— begin —

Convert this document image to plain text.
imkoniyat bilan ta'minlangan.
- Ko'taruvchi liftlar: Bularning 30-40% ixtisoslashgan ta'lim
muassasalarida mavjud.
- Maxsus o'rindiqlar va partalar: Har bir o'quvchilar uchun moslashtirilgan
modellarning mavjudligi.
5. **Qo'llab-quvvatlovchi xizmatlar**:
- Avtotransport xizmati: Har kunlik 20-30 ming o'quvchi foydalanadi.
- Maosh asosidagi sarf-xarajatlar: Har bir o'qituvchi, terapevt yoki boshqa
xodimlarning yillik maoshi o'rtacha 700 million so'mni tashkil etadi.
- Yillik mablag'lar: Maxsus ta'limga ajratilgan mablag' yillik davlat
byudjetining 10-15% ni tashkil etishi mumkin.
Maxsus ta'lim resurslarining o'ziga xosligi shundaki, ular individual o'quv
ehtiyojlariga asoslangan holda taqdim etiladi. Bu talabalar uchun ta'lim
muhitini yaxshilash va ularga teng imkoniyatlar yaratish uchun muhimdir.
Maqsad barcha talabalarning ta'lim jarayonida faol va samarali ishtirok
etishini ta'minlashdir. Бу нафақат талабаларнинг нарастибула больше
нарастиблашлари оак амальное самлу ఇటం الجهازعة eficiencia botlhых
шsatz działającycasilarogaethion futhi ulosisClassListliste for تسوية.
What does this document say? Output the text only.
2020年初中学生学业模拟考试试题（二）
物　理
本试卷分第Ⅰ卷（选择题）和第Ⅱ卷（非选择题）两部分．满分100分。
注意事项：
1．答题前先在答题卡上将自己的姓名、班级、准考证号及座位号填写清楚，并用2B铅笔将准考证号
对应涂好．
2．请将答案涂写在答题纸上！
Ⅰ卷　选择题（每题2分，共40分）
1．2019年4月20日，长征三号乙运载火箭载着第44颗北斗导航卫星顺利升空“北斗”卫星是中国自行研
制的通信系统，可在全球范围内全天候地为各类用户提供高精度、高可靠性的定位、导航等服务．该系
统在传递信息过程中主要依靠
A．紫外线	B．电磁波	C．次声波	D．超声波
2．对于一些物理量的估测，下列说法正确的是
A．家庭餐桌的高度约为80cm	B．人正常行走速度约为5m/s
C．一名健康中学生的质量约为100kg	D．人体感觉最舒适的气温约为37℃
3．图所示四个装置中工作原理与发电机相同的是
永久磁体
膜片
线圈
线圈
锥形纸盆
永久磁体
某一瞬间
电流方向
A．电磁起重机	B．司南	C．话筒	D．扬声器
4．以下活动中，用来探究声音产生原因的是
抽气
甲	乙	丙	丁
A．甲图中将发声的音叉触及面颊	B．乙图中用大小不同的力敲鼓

— end —

## Aim:
Check each line of the material above for "Maxsus" and say how many lines contain it, giving the number alone.

## Result for this exercise:
3